= PROVIDED MATERIAL =
────────────────────────────────────────

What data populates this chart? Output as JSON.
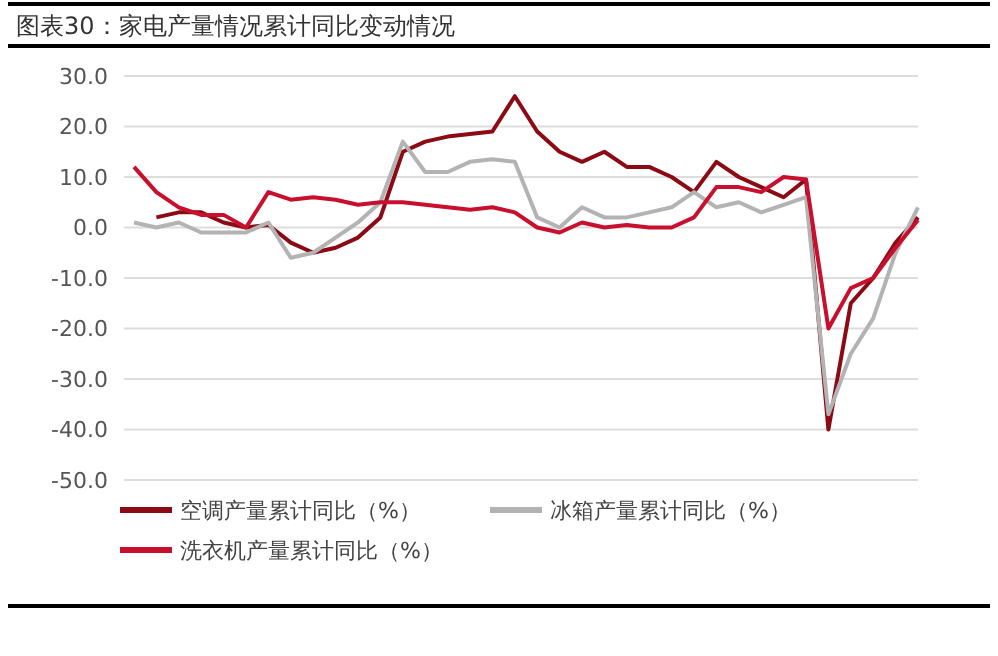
{
  "chart_data": {
    "type": "line",
    "title": "图表30：家电产量情况累计同比变动情况",
    "categories": [
      null,
      null,
      null,
      null,
      null,
      null,
      null,
      null,
      null,
      null,
      null,
      null,
      null,
      null,
      null,
      null,
      null,
      null,
      null,
      null,
      null,
      null,
      null,
      null,
      null,
      null,
      null,
      null,
      null,
      null,
      null,
      null,
      null,
      null,
      null,
      null
    ],
    "series": [
      {
        "name": "空调产量累计同比（%）",
        "color": "#8b0a14",
        "values": [
          null,
          2,
          3,
          3,
          1,
          0,
          0.5,
          -3,
          -5,
          -4,
          -2,
          2,
          15,
          17,
          18,
          18.5,
          19,
          26,
          19,
          15,
          13,
          15,
          12,
          12,
          10,
          7,
          13,
          10,
          8,
          6,
          9.5,
          -40,
          -15,
          -10,
          -3,
          2
        ]
      },
      {
        "name": "冰箱产量累计同比（%）",
        "color": "#b3b3b3",
        "values": [
          1,
          0,
          1,
          -1,
          -1,
          -1,
          1,
          -6,
          -5,
          -2,
          1,
          5,
          17,
          11,
          11,
          13,
          13.5,
          13,
          2,
          0,
          4,
          2,
          2,
          3,
          4,
          7,
          4,
          5,
          3,
          4.5,
          6,
          -37,
          -25,
          -18,
          -5,
          4
        ]
      },
      {
        "name": "洗衣机产量累计同比（%）",
        "color": "#c8102e",
        "values": [
          12,
          7,
          4,
          2.5,
          2.5,
          0,
          7,
          5.5,
          6,
          5.5,
          4.5,
          5,
          5,
          4.5,
          4,
          3.5,
          4,
          3,
          0,
          -1,
          1,
          0,
          0.5,
          0,
          0,
          2,
          8,
          8,
          7,
          10,
          9.5,
          -20,
          -12,
          -10,
          -4,
          1.5
        ]
      }
    ],
    "ylim": [
      -50,
      30
    ],
    "yticks": [
      {
        "value": 30,
        "label": "30.0"
      },
      {
        "value": 20,
        "label": "20.0"
      },
      {
        "value": 10,
        "label": "10.0"
      },
      {
        "value": 0,
        "label": "0.0"
      },
      {
        "value": -10,
        "label": "-10.0"
      },
      {
        "value": -20,
        "label": "-20.0"
      },
      {
        "value": -30,
        "label": "-30.0"
      },
      {
        "value": -40,
        "label": "-40.0"
      },
      {
        "value": -50,
        "label": "-50.0"
      }
    ],
    "grid": "y",
    "legend": "bottom",
    "tick_labels": "y",
    "marker": "none",
    "line_style": "solid"
  }
}
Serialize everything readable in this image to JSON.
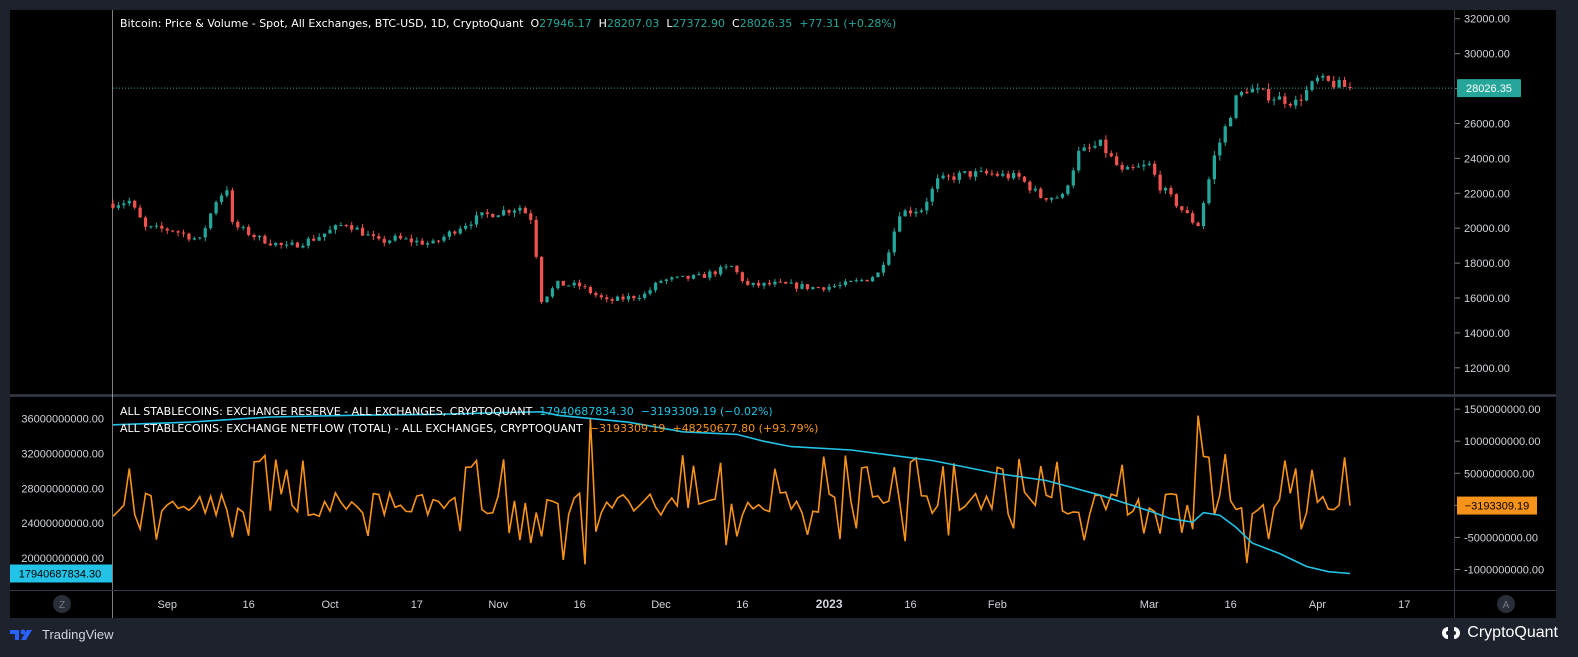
{
  "colors": {
    "up": "#26a69a",
    "down": "#ef5350",
    "reserve": "#22c3e6",
    "netflow": "#f7931a",
    "grid": "#363a45",
    "axis_text": "#d1d4dc",
    "pane_bg": "#000000",
    "page_bg": "#1e222d"
  },
  "price_legend": {
    "title": "Bitcoin: Price & Volume - Spot, All Exchanges, BTC-USD, 1D, CryptoQuant",
    "o_label": "O",
    "o_value": "27946.17",
    "h_label": "H",
    "h_value": "28207.03",
    "l_label": "L",
    "l_value": "27372.90",
    "c_label": "C",
    "c_value": "28026.35",
    "change": "+77.31 (+0.28%)"
  },
  "reserve_legend": {
    "title": "ALL STABLECOINS: EXCHANGE RESERVE - ALL EXCHANGES, CRYPTOQUANT",
    "value": "17940687834.30",
    "change": "−3193309.19 (−0.02%)"
  },
  "netflow_legend": {
    "title": "ALL STABLECOINS: EXCHANGE NETFLOW (TOTAL) - ALL EXCHANGES, CRYPTOQUANT",
    "value": "−3193309.19",
    "change": "+48250677.80 (+93.79%)"
  },
  "footer": {
    "tv_logo_icon": "tradingview-logo-icon",
    "tv_label": "TradingView",
    "cq_logo_icon": "cryptoquant-logo-icon",
    "cq_label": "CryptoQuant",
    "left_button": "Z",
    "right_button": "A"
  },
  "chart_data": [
    {
      "type": "candlestick",
      "title": "Bitcoin: Price & Volume - Spot, All Exchanges, BTC-USD, 1D, CryptoQuant",
      "x_start": "2022-08-22",
      "x_end": "2023-04-07",
      "ylim": [
        10500,
        32500
      ],
      "yticks": [
        "32000.00",
        "30000.00",
        "28000.00",
        "26000.00",
        "24000.00",
        "22000.00",
        "20000.00",
        "18000.00",
        "16000.00",
        "14000.00",
        "12000.00"
      ],
      "last_price_label": "28026.35",
      "last_price": 28026.35,
      "close_path": [
        [
          "2022-08-22",
          21400
        ],
        [
          "2022-08-25",
          21550
        ],
        [
          "2022-08-28",
          20000
        ],
        [
          "2022-09-02",
          19900
        ],
        [
          "2022-09-07",
          19300
        ],
        [
          "2022-09-10",
          21600
        ],
        [
          "2022-09-12",
          22300
        ],
        [
          "2022-09-13",
          20200
        ],
        [
          "2022-09-18",
          19400
        ],
        [
          "2022-09-23",
          18900
        ],
        [
          "2022-09-28",
          19400
        ],
        [
          "2022-10-04",
          20300
        ],
        [
          "2022-10-10",
          19200
        ],
        [
          "2022-10-13",
          19400
        ],
        [
          "2022-10-20",
          19100
        ],
        [
          "2022-10-25",
          20100
        ],
        [
          "2022-10-29",
          20700
        ],
        [
          "2022-11-05",
          21200
        ],
        [
          "2022-11-07",
          20600
        ],
        [
          "2022-11-08",
          18500
        ],
        [
          "2022-11-09",
          15900
        ],
        [
          "2022-11-12",
          16800
        ],
        [
          "2022-11-16",
          16700
        ],
        [
          "2022-11-21",
          15800
        ],
        [
          "2022-11-28",
          16200
        ],
        [
          "2022-12-01",
          17000
        ],
        [
          "2022-12-08",
          17200
        ],
        [
          "2022-12-14",
          17800
        ],
        [
          "2022-12-17",
          16700
        ],
        [
          "2022-12-22",
          16800
        ],
        [
          "2022-12-29",
          16600
        ],
        [
          "2023-01-03",
          16700
        ],
        [
          "2023-01-08",
          17100
        ],
        [
          "2023-01-10",
          17400
        ],
        [
          "2023-01-12",
          18800
        ],
        [
          "2023-01-14",
          20900
        ],
        [
          "2023-01-18",
          21100
        ],
        [
          "2023-01-21",
          22700
        ],
        [
          "2023-01-26",
          23100
        ],
        [
          "2023-01-31",
          23100
        ],
        [
          "2023-02-05",
          22900
        ],
        [
          "2023-02-09",
          21800
        ],
        [
          "2023-02-13",
          21800
        ],
        [
          "2023-02-16",
          24300
        ],
        [
          "2023-02-20",
          24800
        ],
        [
          "2023-02-24",
          23200
        ],
        [
          "2023-03-01",
          23600
        ],
        [
          "2023-03-03",
          22400
        ],
        [
          "2023-03-09",
          20400
        ],
        [
          "2023-03-10",
          20200
        ],
        [
          "2023-03-13",
          24100
        ],
        [
          "2023-03-17",
          27400
        ],
        [
          "2023-03-19",
          28000
        ],
        [
          "2023-03-24",
          27500
        ],
        [
          "2023-03-28",
          27200
        ],
        [
          "2023-04-01",
          28500
        ],
        [
          "2023-04-07",
          28026
        ]
      ]
    },
    {
      "type": "line",
      "name": "ALL STABLECOINS: EXCHANGE RESERVE - ALL EXCHANGES, CRYPTOQUANT",
      "axis": "left",
      "ylim": [
        16300000000,
        38500000000
      ],
      "yticks": [
        "36000000000.00",
        "32000000000.00",
        "28000000000.00",
        "24000000000.00",
        "20000000000.00"
      ],
      "last_value_label": "17940687834.30",
      "points": [
        [
          "2022-08-22",
          35300000000
        ],
        [
          "2022-09-05",
          35600000000
        ],
        [
          "2022-09-20",
          36200000000
        ],
        [
          "2022-10-05",
          36400000000
        ],
        [
          "2022-10-20",
          36500000000
        ],
        [
          "2022-11-02",
          36700000000
        ],
        [
          "2022-11-09",
          36800000000
        ],
        [
          "2022-11-12",
          36400000000
        ],
        [
          "2022-11-25",
          35600000000
        ],
        [
          "2022-12-05",
          34500000000
        ],
        [
          "2022-12-15",
          34200000000
        ],
        [
          "2022-12-20",
          33400000000
        ],
        [
          "2022-12-25",
          32800000000
        ],
        [
          "2023-01-05",
          32400000000
        ],
        [
          "2023-01-20",
          31200000000
        ],
        [
          "2023-02-01",
          29700000000
        ],
        [
          "2023-02-10",
          28900000000
        ],
        [
          "2023-02-20",
          27200000000
        ],
        [
          "2023-03-01",
          25400000000
        ],
        [
          "2023-03-05",
          24500000000
        ],
        [
          "2023-03-09",
          24100000000
        ],
        [
          "2023-03-11",
          25200000000
        ],
        [
          "2023-03-14",
          24900000000
        ],
        [
          "2023-03-17",
          23500000000
        ],
        [
          "2023-03-20",
          21700000000
        ],
        [
          "2023-03-25",
          20500000000
        ],
        [
          "2023-03-30",
          19000000000
        ],
        [
          "2023-04-03",
          18400000000
        ],
        [
          "2023-04-07",
          18200000000
        ]
      ]
    },
    {
      "type": "line",
      "name": "ALL STABLECOINS: EXCHANGE NETFLOW (TOTAL) - ALL EXCHANGES, CRYPTOQUANT",
      "axis": "right",
      "ylim": [
        -1320000000,
        1690000000
      ],
      "yticks": [
        "1500000000.00",
        "1000000000.00",
        "500000000.00",
        "0.00",
        "-500000000.00",
        "-1000000000.00"
      ],
      "last_value_label": "−3193309.19",
      "spikes": [
        [
          "2022-11-18",
          1350000000
        ],
        [
          "2022-12-13",
          920000000
        ],
        [
          "2023-03-10",
          1400000000
        ],
        [
          "2023-03-15",
          800000000
        ],
        [
          "2022-11-13",
          -850000000
        ],
        [
          "2022-11-17",
          -920000000
        ],
        [
          "2022-12-13",
          -620000000
        ],
        [
          "2023-03-19",
          -900000000
        ]
      ],
      "end": [
        "2023-04-07",
        -3193309
      ]
    }
  ],
  "x_axis": {
    "ticks": [
      {
        "label": "Sep",
        "date": "2022-09-01",
        "bold": false
      },
      {
        "label": "16",
        "date": "2022-09-16",
        "bold": false
      },
      {
        "label": "Oct",
        "date": "2022-10-01",
        "bold": false
      },
      {
        "label": "17",
        "date": "2022-10-17",
        "bold": false
      },
      {
        "label": "Nov",
        "date": "2022-11-01",
        "bold": false
      },
      {
        "label": "16",
        "date": "2022-11-16",
        "bold": false
      },
      {
        "label": "Dec",
        "date": "2022-12-01",
        "bold": false
      },
      {
        "label": "16",
        "date": "2022-12-16",
        "bold": false
      },
      {
        "label": "2023",
        "date": "2023-01-01",
        "bold": true
      },
      {
        "label": "16",
        "date": "2023-01-16",
        "bold": false
      },
      {
        "label": "Feb",
        "date": "2023-02-01",
        "bold": false
      },
      {
        "label": "Mar",
        "date": "2023-03-01",
        "bold": false
      },
      {
        "label": "16",
        "date": "2023-03-16",
        "bold": false
      },
      {
        "label": "Apr",
        "date": "2023-04-01",
        "bold": false
      },
      {
        "label": "17",
        "date": "2023-04-17",
        "bold": false
      }
    ]
  }
}
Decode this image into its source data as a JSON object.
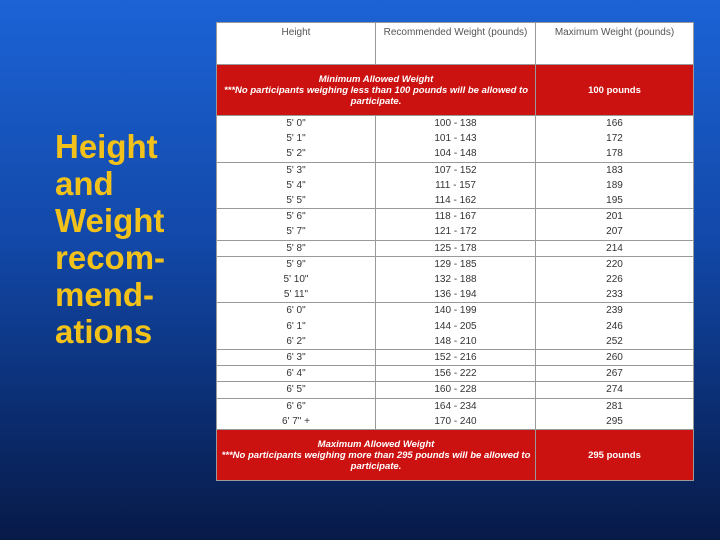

────────────────────────────────────────

From the entries, report each line that includes the word "logo".

    "tv_logo_icon": "tradingview-logo-icon",
    "cq_logo_icon": "cryptoquant-logo-icon",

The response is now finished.